● REQUIRED TASK: Using the listing below, report all lines holding the word "environnement".

● Records from a dataset:
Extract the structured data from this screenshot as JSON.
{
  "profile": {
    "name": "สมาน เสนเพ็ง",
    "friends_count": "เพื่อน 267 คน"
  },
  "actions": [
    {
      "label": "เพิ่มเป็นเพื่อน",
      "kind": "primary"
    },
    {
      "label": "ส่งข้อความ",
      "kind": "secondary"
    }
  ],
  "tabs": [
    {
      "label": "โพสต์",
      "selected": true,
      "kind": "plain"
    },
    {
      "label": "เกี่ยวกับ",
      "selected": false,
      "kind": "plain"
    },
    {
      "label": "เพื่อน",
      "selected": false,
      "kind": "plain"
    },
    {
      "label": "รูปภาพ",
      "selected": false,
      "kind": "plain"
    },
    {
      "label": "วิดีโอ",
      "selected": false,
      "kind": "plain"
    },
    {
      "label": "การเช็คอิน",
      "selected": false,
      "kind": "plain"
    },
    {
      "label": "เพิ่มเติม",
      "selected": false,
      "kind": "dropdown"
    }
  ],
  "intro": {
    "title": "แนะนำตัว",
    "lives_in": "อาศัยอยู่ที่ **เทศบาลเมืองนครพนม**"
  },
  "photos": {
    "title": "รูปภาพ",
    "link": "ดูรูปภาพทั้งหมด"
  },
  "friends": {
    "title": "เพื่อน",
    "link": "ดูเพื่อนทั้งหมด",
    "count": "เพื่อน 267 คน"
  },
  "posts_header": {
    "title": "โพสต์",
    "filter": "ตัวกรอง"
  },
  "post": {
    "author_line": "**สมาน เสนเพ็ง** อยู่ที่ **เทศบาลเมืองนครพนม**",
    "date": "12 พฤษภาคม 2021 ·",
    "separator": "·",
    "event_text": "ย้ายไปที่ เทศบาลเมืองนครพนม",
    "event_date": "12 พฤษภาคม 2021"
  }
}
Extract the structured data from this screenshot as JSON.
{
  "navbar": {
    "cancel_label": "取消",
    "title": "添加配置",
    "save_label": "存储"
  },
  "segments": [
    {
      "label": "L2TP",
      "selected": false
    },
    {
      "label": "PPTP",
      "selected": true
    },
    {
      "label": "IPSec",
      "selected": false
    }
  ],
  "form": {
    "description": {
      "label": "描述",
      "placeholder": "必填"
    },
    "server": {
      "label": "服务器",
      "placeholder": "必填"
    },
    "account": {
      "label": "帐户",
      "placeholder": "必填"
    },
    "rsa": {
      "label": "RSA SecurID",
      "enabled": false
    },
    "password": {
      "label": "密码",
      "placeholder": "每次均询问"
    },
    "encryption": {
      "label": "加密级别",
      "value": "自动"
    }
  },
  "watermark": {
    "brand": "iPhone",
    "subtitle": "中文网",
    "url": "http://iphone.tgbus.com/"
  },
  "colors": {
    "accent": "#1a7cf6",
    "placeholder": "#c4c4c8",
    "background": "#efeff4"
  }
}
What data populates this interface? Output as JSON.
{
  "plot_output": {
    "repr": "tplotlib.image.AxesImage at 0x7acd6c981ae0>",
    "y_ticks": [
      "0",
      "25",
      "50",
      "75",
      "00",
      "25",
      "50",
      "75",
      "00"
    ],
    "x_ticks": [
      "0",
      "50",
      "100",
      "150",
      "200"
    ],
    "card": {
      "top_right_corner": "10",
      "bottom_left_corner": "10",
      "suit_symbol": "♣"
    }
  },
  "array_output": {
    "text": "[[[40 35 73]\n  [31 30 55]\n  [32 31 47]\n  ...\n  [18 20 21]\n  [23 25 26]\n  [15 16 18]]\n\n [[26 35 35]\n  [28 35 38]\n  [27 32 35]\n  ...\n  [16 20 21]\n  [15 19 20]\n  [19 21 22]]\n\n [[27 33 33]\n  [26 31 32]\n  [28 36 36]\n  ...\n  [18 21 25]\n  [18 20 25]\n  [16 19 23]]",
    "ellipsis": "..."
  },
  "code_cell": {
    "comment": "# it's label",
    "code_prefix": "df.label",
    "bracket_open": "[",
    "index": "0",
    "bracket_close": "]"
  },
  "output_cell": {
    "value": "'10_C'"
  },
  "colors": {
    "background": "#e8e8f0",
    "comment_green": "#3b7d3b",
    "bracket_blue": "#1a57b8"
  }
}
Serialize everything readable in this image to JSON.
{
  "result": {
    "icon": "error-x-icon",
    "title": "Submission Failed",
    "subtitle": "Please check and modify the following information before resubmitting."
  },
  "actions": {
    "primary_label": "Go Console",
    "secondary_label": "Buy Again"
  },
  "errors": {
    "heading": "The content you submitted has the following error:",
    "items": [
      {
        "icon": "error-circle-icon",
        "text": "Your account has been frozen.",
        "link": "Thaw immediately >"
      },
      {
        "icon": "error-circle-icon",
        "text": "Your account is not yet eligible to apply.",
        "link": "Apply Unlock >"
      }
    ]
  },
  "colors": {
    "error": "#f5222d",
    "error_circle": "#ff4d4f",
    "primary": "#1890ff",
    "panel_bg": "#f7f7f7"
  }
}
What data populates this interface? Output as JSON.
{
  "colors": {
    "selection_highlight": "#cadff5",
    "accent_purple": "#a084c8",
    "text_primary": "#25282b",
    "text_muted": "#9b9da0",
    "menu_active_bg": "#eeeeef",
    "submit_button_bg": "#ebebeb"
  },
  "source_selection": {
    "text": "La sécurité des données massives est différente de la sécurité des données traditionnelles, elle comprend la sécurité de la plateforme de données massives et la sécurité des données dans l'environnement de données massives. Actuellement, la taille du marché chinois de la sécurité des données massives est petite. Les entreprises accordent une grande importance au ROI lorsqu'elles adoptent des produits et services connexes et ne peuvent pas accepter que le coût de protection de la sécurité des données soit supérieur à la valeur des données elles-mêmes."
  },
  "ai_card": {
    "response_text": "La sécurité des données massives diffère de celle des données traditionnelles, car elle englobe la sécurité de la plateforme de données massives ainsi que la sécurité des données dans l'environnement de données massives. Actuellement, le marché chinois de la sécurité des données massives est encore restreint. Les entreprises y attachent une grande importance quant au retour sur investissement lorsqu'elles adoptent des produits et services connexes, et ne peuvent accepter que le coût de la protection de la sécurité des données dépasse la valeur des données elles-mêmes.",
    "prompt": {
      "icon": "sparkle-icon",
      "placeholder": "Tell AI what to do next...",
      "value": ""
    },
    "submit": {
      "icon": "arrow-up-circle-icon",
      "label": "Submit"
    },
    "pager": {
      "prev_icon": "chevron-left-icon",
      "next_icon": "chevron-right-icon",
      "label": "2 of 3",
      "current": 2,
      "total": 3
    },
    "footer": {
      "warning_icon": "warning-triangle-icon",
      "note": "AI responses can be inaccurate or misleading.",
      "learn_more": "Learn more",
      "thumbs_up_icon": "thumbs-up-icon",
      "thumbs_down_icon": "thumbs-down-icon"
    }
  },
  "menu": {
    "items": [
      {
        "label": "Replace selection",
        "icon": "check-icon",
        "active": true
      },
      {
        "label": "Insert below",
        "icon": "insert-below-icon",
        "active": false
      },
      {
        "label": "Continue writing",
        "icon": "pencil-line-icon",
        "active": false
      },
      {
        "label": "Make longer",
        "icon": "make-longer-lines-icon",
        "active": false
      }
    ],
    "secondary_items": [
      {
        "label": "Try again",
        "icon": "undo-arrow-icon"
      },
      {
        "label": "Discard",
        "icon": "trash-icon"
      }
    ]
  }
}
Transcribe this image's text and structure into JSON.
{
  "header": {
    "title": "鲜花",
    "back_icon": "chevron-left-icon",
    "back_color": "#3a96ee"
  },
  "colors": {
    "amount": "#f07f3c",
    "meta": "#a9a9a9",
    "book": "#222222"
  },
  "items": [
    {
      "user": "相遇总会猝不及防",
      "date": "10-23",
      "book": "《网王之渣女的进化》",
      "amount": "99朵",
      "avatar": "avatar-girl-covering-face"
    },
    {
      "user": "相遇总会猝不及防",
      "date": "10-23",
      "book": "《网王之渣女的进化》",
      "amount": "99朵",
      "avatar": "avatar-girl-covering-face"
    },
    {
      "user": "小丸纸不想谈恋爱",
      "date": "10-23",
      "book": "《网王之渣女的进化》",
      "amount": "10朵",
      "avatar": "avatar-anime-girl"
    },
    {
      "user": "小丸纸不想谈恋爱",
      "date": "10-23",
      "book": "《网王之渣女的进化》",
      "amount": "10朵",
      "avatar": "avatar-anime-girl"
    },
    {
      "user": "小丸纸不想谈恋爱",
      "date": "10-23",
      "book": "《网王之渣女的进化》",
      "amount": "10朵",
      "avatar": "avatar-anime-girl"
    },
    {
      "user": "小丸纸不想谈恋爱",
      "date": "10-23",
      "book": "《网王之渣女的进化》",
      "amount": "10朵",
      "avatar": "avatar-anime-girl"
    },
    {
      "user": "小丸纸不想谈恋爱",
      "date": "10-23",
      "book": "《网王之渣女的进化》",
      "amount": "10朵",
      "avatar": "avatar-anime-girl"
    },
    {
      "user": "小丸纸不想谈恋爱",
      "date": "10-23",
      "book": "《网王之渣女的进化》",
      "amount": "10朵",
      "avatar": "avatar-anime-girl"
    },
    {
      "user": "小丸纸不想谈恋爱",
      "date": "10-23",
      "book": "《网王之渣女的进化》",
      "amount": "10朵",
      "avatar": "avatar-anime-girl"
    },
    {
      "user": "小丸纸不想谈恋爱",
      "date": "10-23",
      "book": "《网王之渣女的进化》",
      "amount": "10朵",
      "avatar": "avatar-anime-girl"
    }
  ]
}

● EXPECTED ANSWER:
    "text": "La sécurité des données massives est différente de la sécurité des données traditionnelles, elle comprend la sécurité de la plateforme de données massives et la sécurité des données dans l'environnement de données massives. Actuellement, la taille du marché chinois de la sécurité des données massives est petite. Les entreprises accordent une grande importance au ROI lorsqu'elles adoptent des produits et services connexes et ne peuvent pas accepter que le coût de protection de la sécurité des données soit supérieur à la valeur des données elles-mêmes."
    "response_text": "La sécurité des données massives diffère de celle des données traditionnelles, car elle englobe la sécurité de la plateforme de données massives ainsi que la sécurité des données dans l'environnement de données massives. Actuellement, le marché chinois de la sécurité des données massives est encore restreint. Les entreprises y attachent une grande importance quant au retour sur investissement lorsqu'elles adoptent des produits et services connexes, et ne peuvent accepter que le coût de la protection de la sécurité des données dépasse la valeur des données elles-mêmes.",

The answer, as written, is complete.